Every record below should be transcribed exactly. Omit the images.
## START SUPPLIED MATERIAL
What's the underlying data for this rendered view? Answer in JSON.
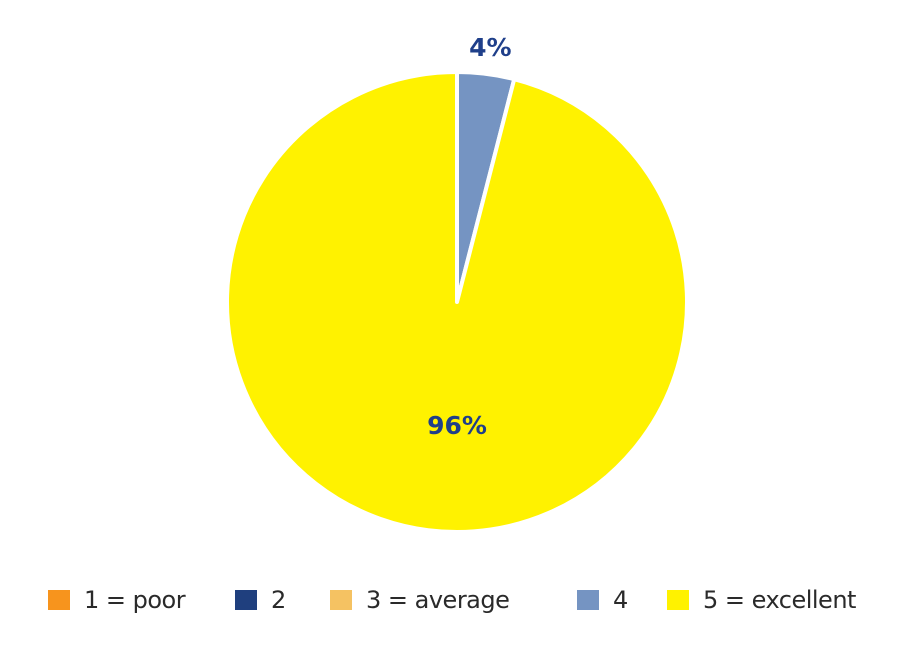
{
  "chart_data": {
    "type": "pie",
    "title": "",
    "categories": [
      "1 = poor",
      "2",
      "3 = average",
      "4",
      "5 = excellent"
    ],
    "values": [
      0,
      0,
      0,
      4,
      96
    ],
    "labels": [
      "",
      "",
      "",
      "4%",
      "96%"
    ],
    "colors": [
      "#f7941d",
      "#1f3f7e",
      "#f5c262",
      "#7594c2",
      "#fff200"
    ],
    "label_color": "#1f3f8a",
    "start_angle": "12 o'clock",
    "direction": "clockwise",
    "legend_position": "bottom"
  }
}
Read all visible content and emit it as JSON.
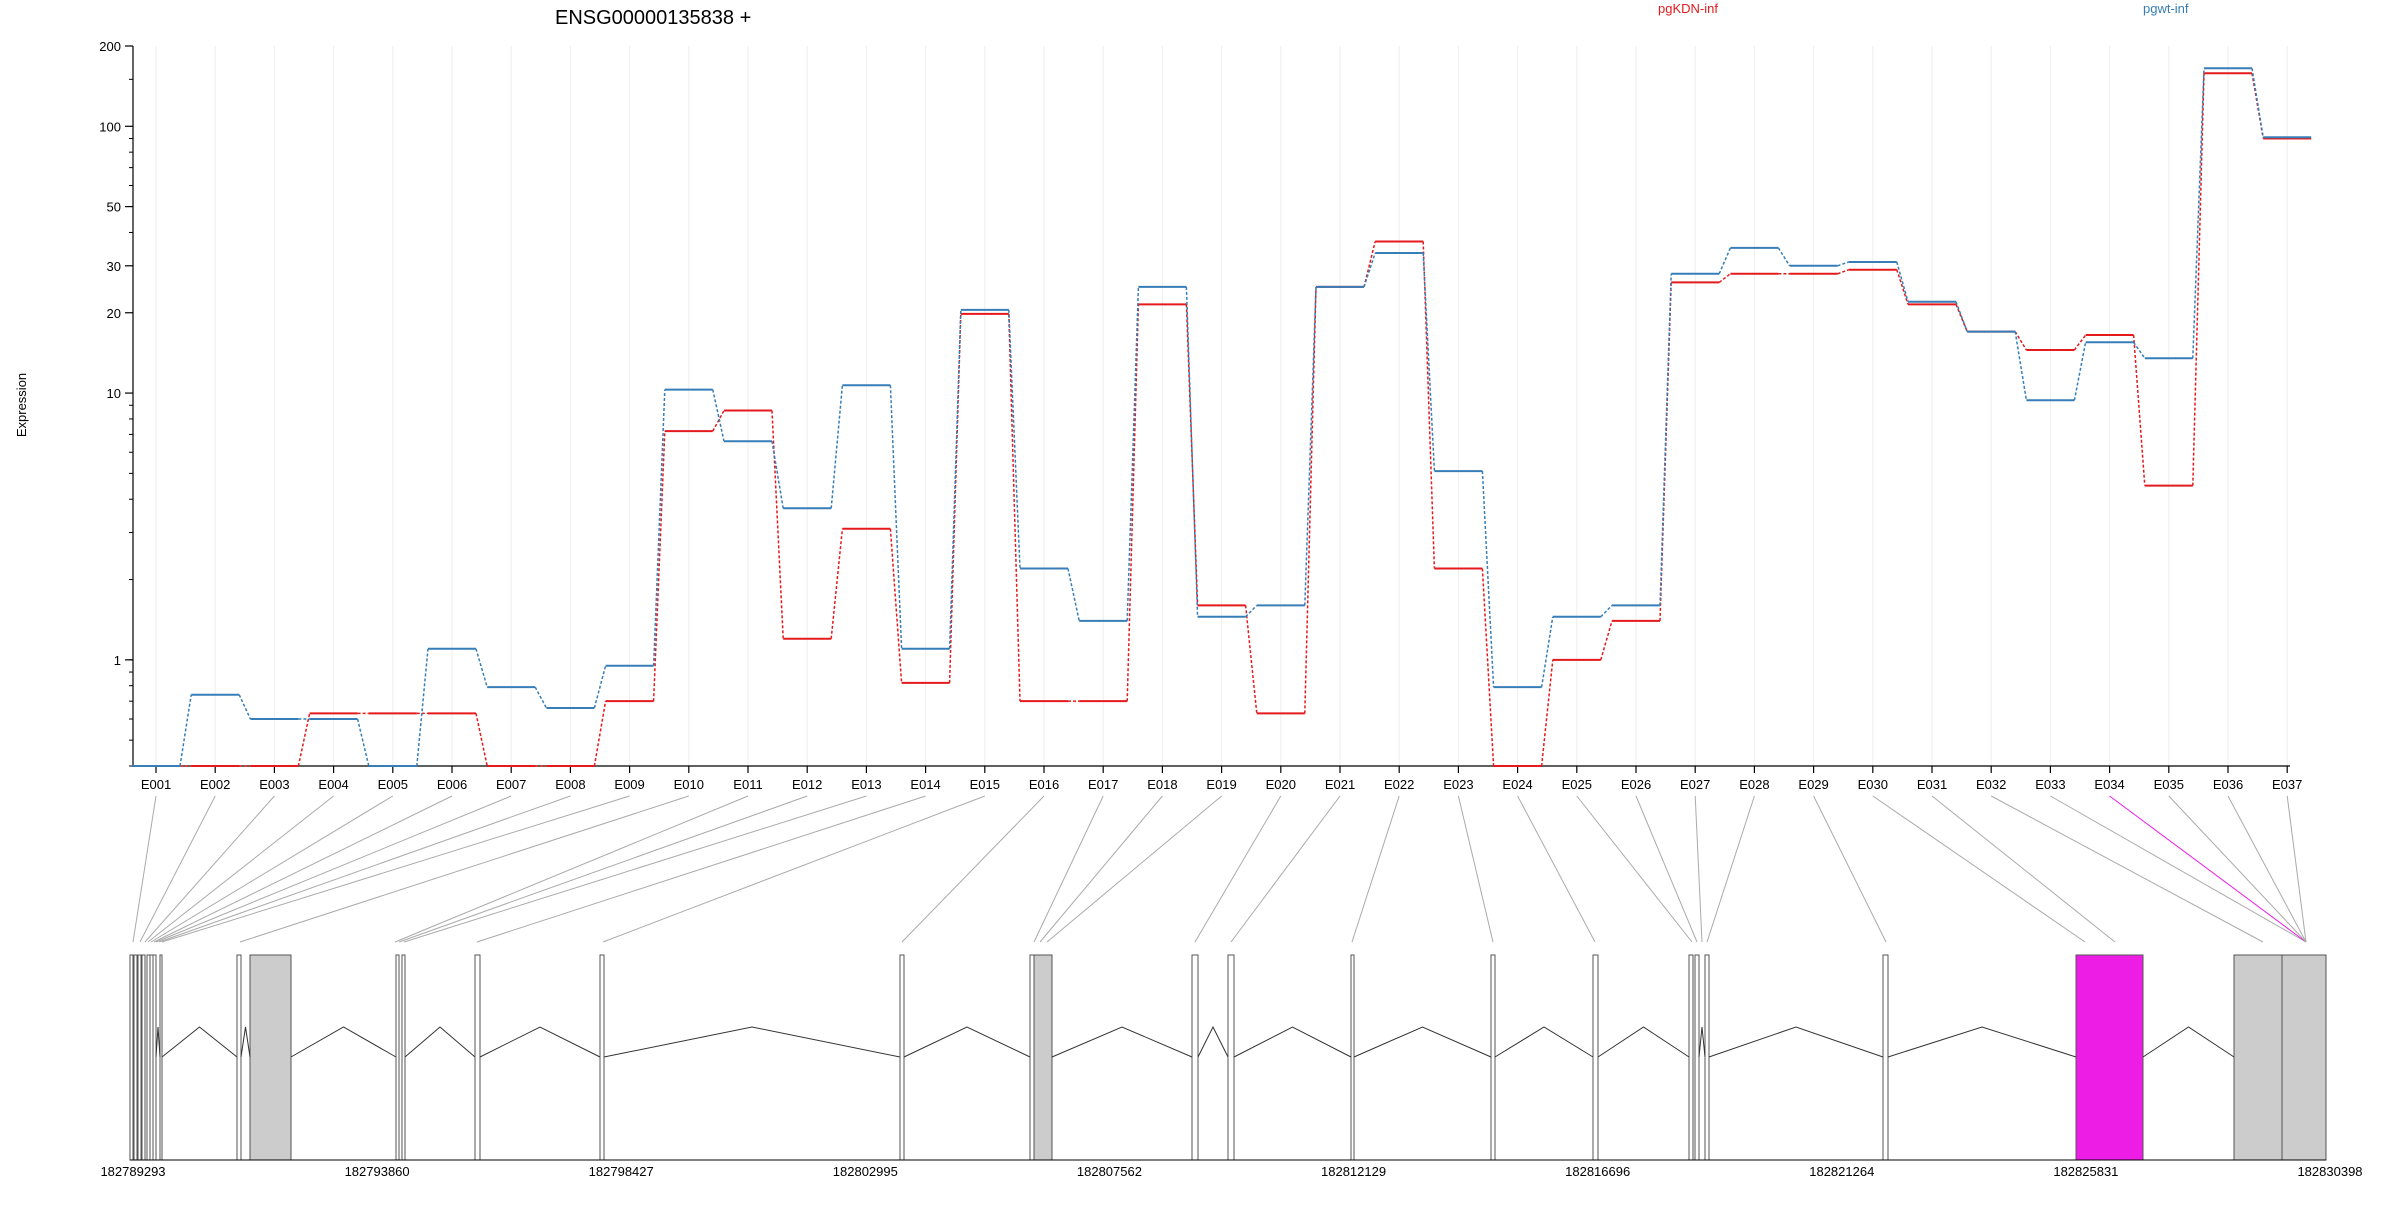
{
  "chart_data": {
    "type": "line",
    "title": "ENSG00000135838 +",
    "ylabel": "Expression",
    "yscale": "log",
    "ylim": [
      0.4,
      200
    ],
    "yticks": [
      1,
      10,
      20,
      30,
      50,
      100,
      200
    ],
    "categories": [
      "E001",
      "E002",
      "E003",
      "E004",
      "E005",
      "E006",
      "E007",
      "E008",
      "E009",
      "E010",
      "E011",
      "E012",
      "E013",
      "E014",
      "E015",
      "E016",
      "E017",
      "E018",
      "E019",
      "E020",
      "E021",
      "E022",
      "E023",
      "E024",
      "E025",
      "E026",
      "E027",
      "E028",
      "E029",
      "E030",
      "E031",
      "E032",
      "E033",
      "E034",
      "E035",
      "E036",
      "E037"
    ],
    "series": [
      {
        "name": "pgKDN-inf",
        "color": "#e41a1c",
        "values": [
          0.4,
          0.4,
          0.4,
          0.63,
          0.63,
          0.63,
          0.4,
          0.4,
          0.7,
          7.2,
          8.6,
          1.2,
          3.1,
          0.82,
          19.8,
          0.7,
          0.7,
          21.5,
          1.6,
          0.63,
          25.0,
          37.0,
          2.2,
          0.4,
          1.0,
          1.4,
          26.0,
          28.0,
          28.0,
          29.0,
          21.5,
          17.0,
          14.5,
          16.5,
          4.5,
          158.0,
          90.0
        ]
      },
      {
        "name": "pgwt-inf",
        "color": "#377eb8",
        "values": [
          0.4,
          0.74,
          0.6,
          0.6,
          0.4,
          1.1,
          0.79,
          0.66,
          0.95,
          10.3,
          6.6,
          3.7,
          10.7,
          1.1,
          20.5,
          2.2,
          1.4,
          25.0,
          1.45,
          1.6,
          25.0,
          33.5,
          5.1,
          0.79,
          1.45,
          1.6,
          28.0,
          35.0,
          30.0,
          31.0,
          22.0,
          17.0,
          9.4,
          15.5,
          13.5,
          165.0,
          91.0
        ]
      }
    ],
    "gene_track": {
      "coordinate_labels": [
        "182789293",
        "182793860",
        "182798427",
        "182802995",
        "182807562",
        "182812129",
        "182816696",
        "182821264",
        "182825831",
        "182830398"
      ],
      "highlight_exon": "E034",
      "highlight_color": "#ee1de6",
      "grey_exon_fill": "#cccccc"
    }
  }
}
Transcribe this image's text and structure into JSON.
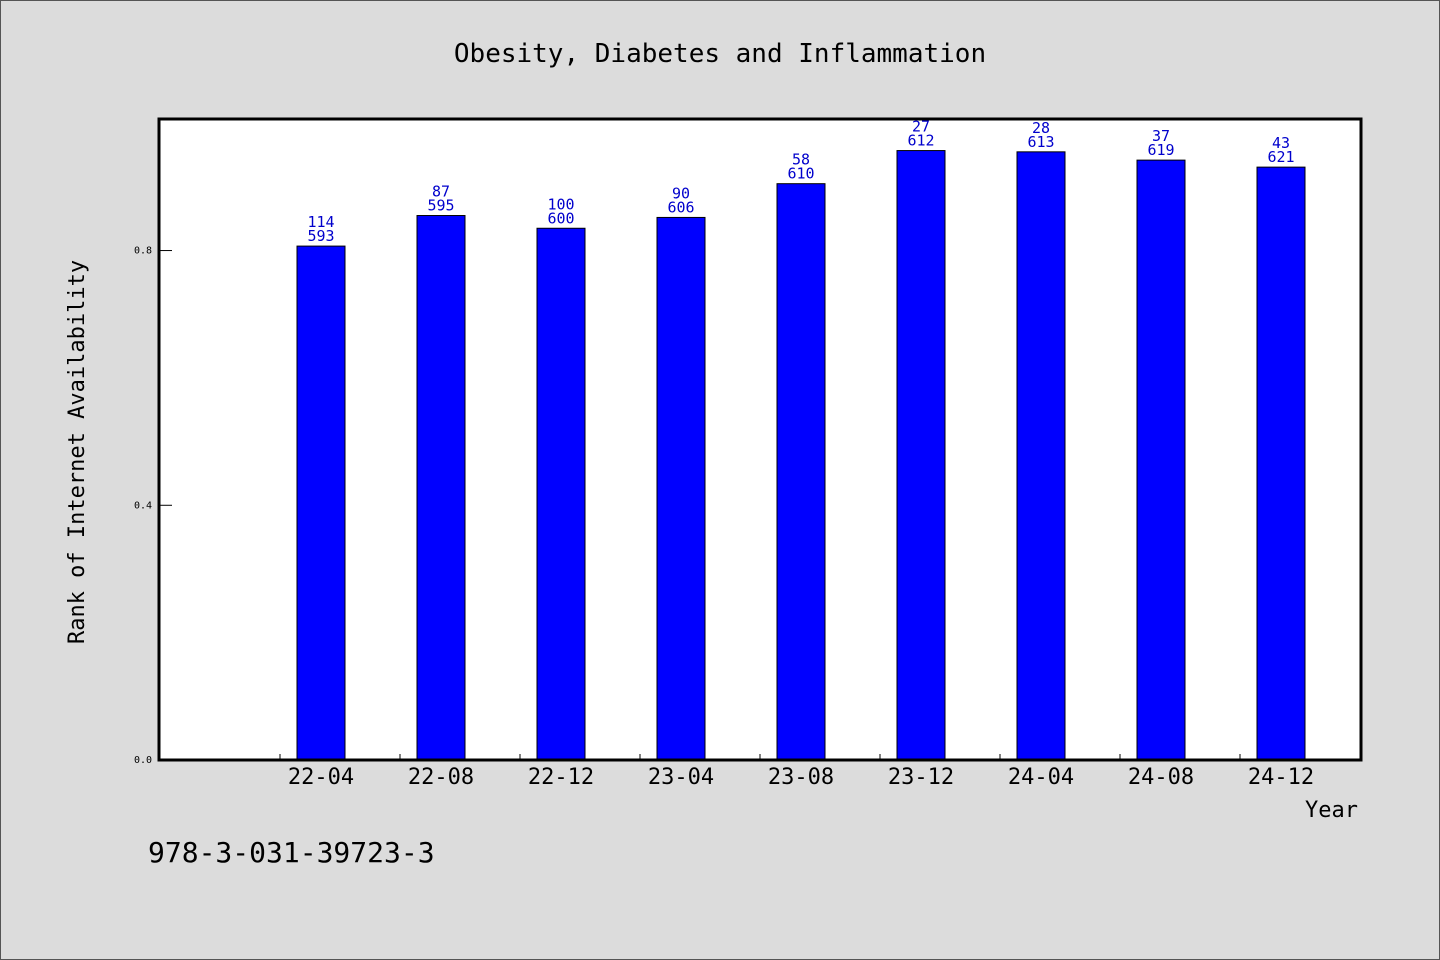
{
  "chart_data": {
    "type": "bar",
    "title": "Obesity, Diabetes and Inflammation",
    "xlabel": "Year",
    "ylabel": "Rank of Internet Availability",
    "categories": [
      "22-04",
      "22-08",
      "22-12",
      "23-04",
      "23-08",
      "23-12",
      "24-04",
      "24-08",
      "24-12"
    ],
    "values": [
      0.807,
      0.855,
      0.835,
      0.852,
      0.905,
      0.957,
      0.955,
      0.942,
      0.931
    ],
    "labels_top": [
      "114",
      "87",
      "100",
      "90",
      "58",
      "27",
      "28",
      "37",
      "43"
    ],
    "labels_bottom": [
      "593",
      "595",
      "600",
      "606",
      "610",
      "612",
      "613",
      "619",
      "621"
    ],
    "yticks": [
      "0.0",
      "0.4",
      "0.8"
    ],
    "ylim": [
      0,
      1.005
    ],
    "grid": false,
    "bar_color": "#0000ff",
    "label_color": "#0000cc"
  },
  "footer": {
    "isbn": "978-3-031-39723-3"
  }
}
## END SUPPLIED MATERIAL
▶ [TASK ANSWER]
What's the underlying data for this rendered view? Answer in JSON.
{
  "chart_data": {
    "type": "pie",
    "title": "",
    "categories": [
      "1 = poor",
      "2",
      "3 = average",
      "4",
      "5 = excellent"
    ],
    "values": [
      0,
      0,
      0,
      4,
      96
    ],
    "labels": [
      "",
      "",
      "",
      "4%",
      "96%"
    ],
    "colors": [
      "#f7941d",
      "#1f3f7e",
      "#f5c262",
      "#7594c2",
      "#fff200"
    ],
    "label_color": "#1f3f8a",
    "start_angle": "12 o'clock",
    "direction": "clockwise",
    "legend_position": "bottom"
  }
}
Read all visible content and emit it as JSON.
{
  "chart_data": {
    "type": "line",
    "title": "ENSG00000135838 +",
    "ylabel": "Expression",
    "yscale": "log",
    "ylim": [
      0.4,
      200
    ],
    "yticks": [
      1,
      10,
      20,
      30,
      50,
      100,
      200
    ],
    "categories": [
      "E001",
      "E002",
      "E003",
      "E004",
      "E005",
      "E006",
      "E007",
      "E008",
      "E009",
      "E010",
      "E011",
      "E012",
      "E013",
      "E014",
      "E015",
      "E016",
      "E017",
      "E018",
      "E019",
      "E020",
      "E021",
      "E022",
      "E023",
      "E024",
      "E025",
      "E026",
      "E027",
      "E028",
      "E029",
      "E030",
      "E031",
      "E032",
      "E033",
      "E034",
      "E035",
      "E036",
      "E037"
    ],
    "series": [
      {
        "name": "pgKDN-inf",
        "color": "#e41a1c",
        "values": [
          0.4,
          0.4,
          0.4,
          0.63,
          0.63,
          0.63,
          0.4,
          0.4,
          0.7,
          7.2,
          8.6,
          1.2,
          3.1,
          0.82,
          19.8,
          0.7,
          0.7,
          21.5,
          1.6,
          0.63,
          25.0,
          37.0,
          2.2,
          0.4,
          1.0,
          1.4,
          26.0,
          28.0,
          28.0,
          29.0,
          21.5,
          17.0,
          14.5,
          16.5,
          4.5,
          158.0,
          90.0
        ]
      },
      {
        "name": "pgwt-inf",
        "color": "#377eb8",
        "values": [
          0.4,
          0.74,
          0.6,
          0.6,
          0.4,
          1.1,
          0.79,
          0.66,
          0.95,
          10.3,
          6.6,
          3.7,
          10.7,
          1.1,
          20.5,
          2.2,
          1.4,
          25.0,
          1.45,
          1.6,
          25.0,
          33.5,
          5.1,
          0.79,
          1.45,
          1.6,
          28.0,
          35.0,
          30.0,
          31.0,
          22.0,
          17.0,
          9.4,
          15.5,
          13.5,
          165.0,
          91.0
        ]
      }
    ],
    "gene_track": {
      "coordinate_labels": [
        "182789293",
        "182793860",
        "182798427",
        "182802995",
        "182807562",
        "182812129",
        "182816696",
        "182821264",
        "182825831",
        "182830398"
      ],
      "highlight_exon": "E034",
      "highlight_color": "#ee1de6",
      "grey_exon_fill": "#cccccc"
    }
  }
}
Transcribe this image's text and structure into JSON.
{
  "chart_data": {
    "type": "bar",
    "title": "Obesity, Diabetes and Inflammation",
    "xlabel": "Year",
    "ylabel": "Rank of Internet Availability",
    "categories": [
      "22-04",
      "22-08",
      "22-12",
      "23-04",
      "23-08",
      "23-12",
      "24-04",
      "24-08",
      "24-12"
    ],
    "values": [
      0.807,
      0.855,
      0.835,
      0.852,
      0.905,
      0.957,
      0.955,
      0.942,
      0.931
    ],
    "labels_top": [
      "114",
      "87",
      "100",
      "90",
      "58",
      "27",
      "28",
      "37",
      "43"
    ],
    "labels_bottom": [
      "593",
      "595",
      "600",
      "606",
      "610",
      "612",
      "613",
      "619",
      "621"
    ],
    "yticks": [
      "0.0",
      "0.4",
      "0.8"
    ],
    "ylim": [
      0,
      1.005
    ],
    "grid": false,
    "bar_color": "#0000ff",
    "label_color": "#0000cc"
  },
  "footer": {
    "isbn": "978-3-031-39723-3"
  }
}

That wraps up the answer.